WHAT THE TASK ASKS ▸
Report how many lines in the listing below include the word "settings". Write nothing besides the number.

[Data records]
+ + +

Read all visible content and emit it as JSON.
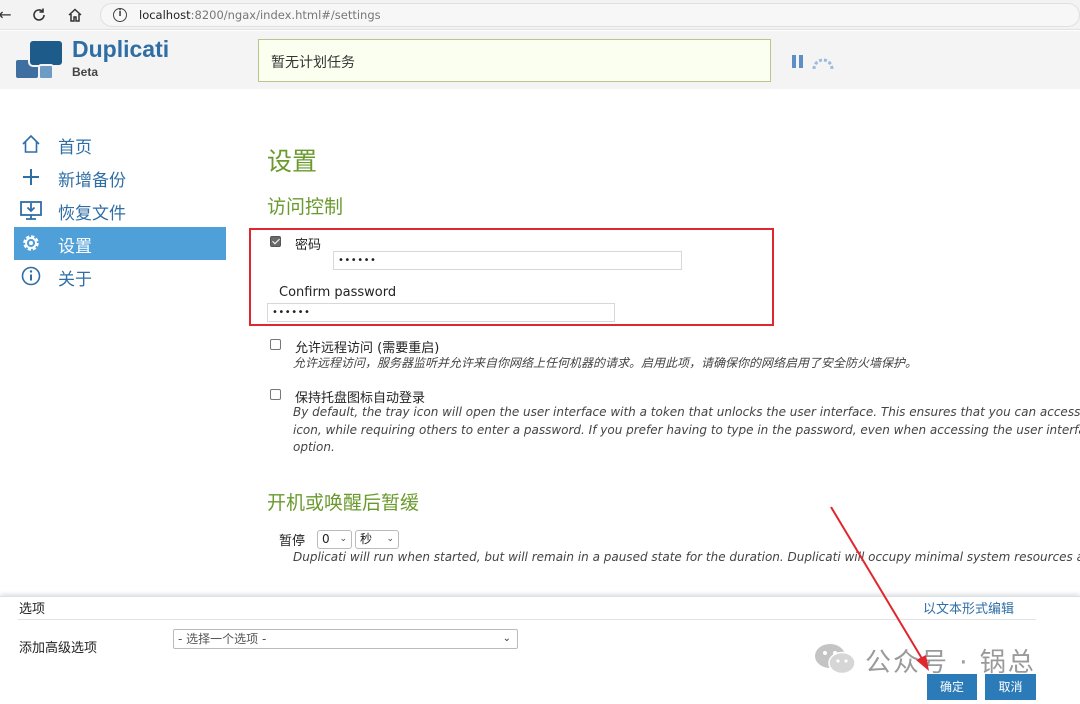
{
  "browser": {
    "url_host": "localhost",
    "url_rest": ":8200/ngax/index.html#/settings"
  },
  "header": {
    "brand": "Duplicati",
    "brand_sub": "Beta",
    "status": "暂无计划任务"
  },
  "sidebar": {
    "items": [
      {
        "label": "首页",
        "icon": "home-icon"
      },
      {
        "label": "新增备份",
        "icon": "plus-icon"
      },
      {
        "label": "恢复文件",
        "icon": "restore-icon"
      },
      {
        "label": "设置",
        "icon": "gear-icon",
        "active": true
      },
      {
        "label": "关于",
        "icon": "info-icon"
      }
    ]
  },
  "main": {
    "title": "设置",
    "access": {
      "title": "访问控制",
      "password_label": "密码",
      "password_value": "••••••",
      "password_checked": true,
      "confirm_label": "Confirm password",
      "confirm_value": "••••••"
    },
    "remote": {
      "label": "允许远程访问 (需要重启)",
      "desc": "允许远程访问，服务器监听并允许来自你网络上任何机器的请求。启用此项，请确保你的网络启用了安全防火墙保护。",
      "checked": false
    },
    "tray": {
      "label": "保持托盘图标自动登录",
      "desc1": "By default, the tray icon will open the user interface with a token that unlocks the user interface. This ensures that you can access the",
      "desc2": "icon, while requiring others to enter a password. If you prefer having to type in the password, even when accessing the user interface t",
      "desc3": "option.",
      "checked": false
    },
    "pause": {
      "title": "开机或唤醒后暂缓",
      "label": "暂停",
      "value": "0",
      "unit": "秒",
      "desc": "Duplicati will run when started, but will remain in a paused state for the duration. Duplicati will occupy minimal system resources and n"
    }
  },
  "footer": {
    "options_title": "选项",
    "text_edit_link": "以文本形式编辑",
    "advanced_label": "添加高级选项",
    "advanced_placeholder": "- 选择一个选项 -",
    "ok_label": "确定",
    "cancel_label": "取消"
  },
  "watermark": {
    "text": "公众号 · 锅总"
  },
  "colors": {
    "accent": "#2f6ea5",
    "heading_green": "#6a9a2e",
    "active_bg": "#4f9fd8",
    "highlight_red": "#e0262e",
    "button_blue": "#2c7bb9"
  }
}
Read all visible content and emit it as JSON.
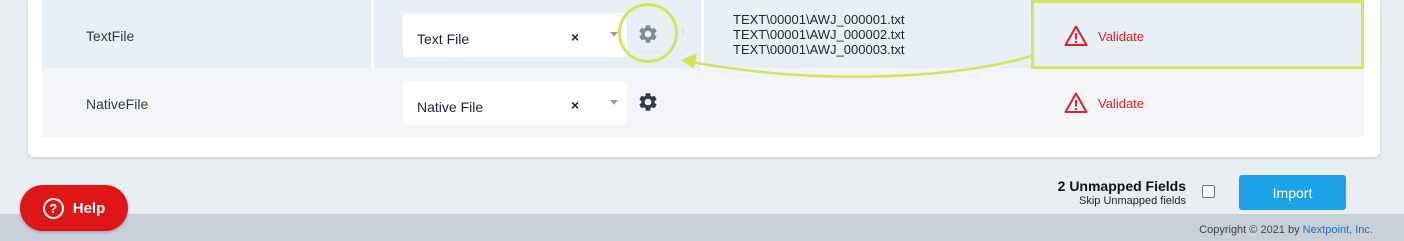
{
  "rows": [
    {
      "field": "TextFile",
      "selected": "Text File",
      "clear_symbol": "×",
      "files": [
        "TEXT\\00001\\AWJ_000001.txt",
        "TEXT\\00001\\AWJ_000002.txt",
        "TEXT\\00001\\AWJ_000003.txt"
      ],
      "validate_label": "Validate"
    },
    {
      "field": "NativeFile",
      "selected": "Native File",
      "clear_symbol": "×",
      "validate_label": "Validate"
    }
  ],
  "icons": {
    "settings": "gear-icon",
    "warning": "warning-triangle-icon",
    "help": "question-circle-icon"
  },
  "footer": {
    "unmapped_count": "2 Unmapped Fields",
    "skip_label": "Skip Unmapped fields",
    "import_label": "Import",
    "help_label": "Help",
    "help_icon_glyph": "?",
    "copyright_text": "Copyright © 2021 by",
    "copyright_link": "Nextpoint, Inc."
  },
  "colors": {
    "highlight": "#d3e55a",
    "danger": "#e02020",
    "primary": "#1aa3e8",
    "help": "#e01515"
  }
}
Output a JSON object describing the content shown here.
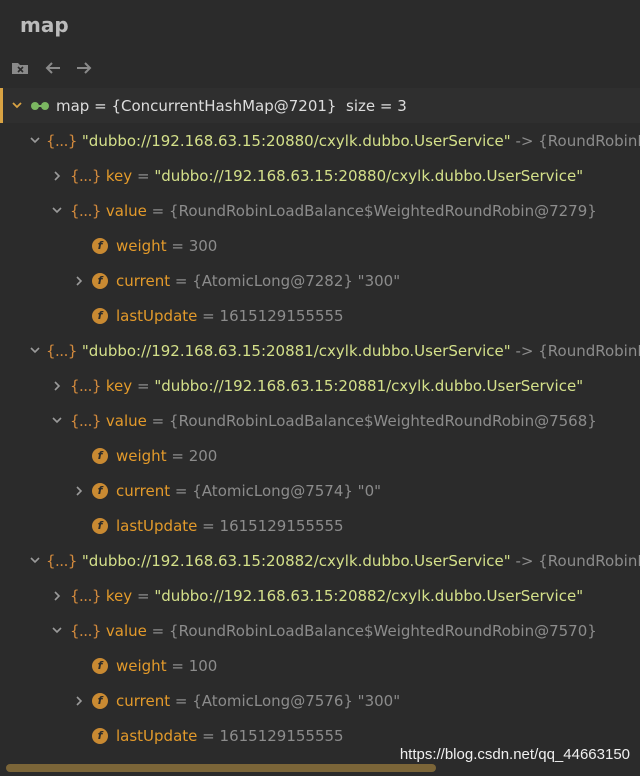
{
  "title": "map",
  "toolbar": {
    "icons": [
      "close-folder-icon",
      "back-arrow-icon",
      "forward-arrow-icon"
    ]
  },
  "root": {
    "name": "map",
    "value": "{ConcurrentHashMap@7201}",
    "size_text": "size = 3"
  },
  "entries": [
    {
      "entry_key": "\"dubbo://192.168.63.15:20880/cxylk.dubbo.UserService\"",
      "entry_arrow": "->",
      "entry_value": "{RoundRobinLoad",
      "key_label": "key",
      "key_value": "\"dubbo://192.168.63.15:20880/cxylk.dubbo.UserService\"",
      "value_label": "value",
      "value_value": "{RoundRobinLoadBalance$WeightedRoundRobin@7279}",
      "weight_label": "weight",
      "weight_value": "300",
      "current_label": "current",
      "current_value": "{AtomicLong@7282} \"300\"",
      "lastupdate_label": "lastUpdate",
      "lastupdate_value": "1615129155555"
    },
    {
      "entry_key": "\"dubbo://192.168.63.15:20881/cxylk.dubbo.UserService\"",
      "entry_arrow": "->",
      "entry_value": "{RoundRobinLoad",
      "key_label": "key",
      "key_value": "\"dubbo://192.168.63.15:20881/cxylk.dubbo.UserService\"",
      "value_label": "value",
      "value_value": "{RoundRobinLoadBalance$WeightedRoundRobin@7568}",
      "weight_label": "weight",
      "weight_value": "200",
      "current_label": "current",
      "current_value": "{AtomicLong@7574} \"0\"",
      "lastupdate_label": "lastUpdate",
      "lastupdate_value": "1615129155555"
    },
    {
      "entry_key": "\"dubbo://192.168.63.15:20882/cxylk.dubbo.UserService\"",
      "entry_arrow": "->",
      "entry_value": "{RoundRobinLoad",
      "key_label": "key",
      "key_value": "\"dubbo://192.168.63.15:20882/cxylk.dubbo.UserService\"",
      "value_label": "value",
      "value_value": "{RoundRobinLoadBalance$WeightedRoundRobin@7570}",
      "weight_label": "weight",
      "weight_value": "100",
      "current_label": "current",
      "current_value": "{AtomicLong@7576} \"300\"",
      "lastupdate_label": "lastUpdate",
      "lastupdate_value": "1615129155555"
    }
  ],
  "labels": {
    "obj": "{...}",
    "f": "f",
    "eq": "="
  },
  "watermark": "https://blog.csdn.net/qq_44663150",
  "colors": {
    "background": "#2b2b2b",
    "string": "#d4e08a",
    "field_name": "#e39a2b",
    "gray_value": "#8c8c8c",
    "accent": "#d9a343"
  }
}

+ + +

SOLVED PROBLEM ▸
2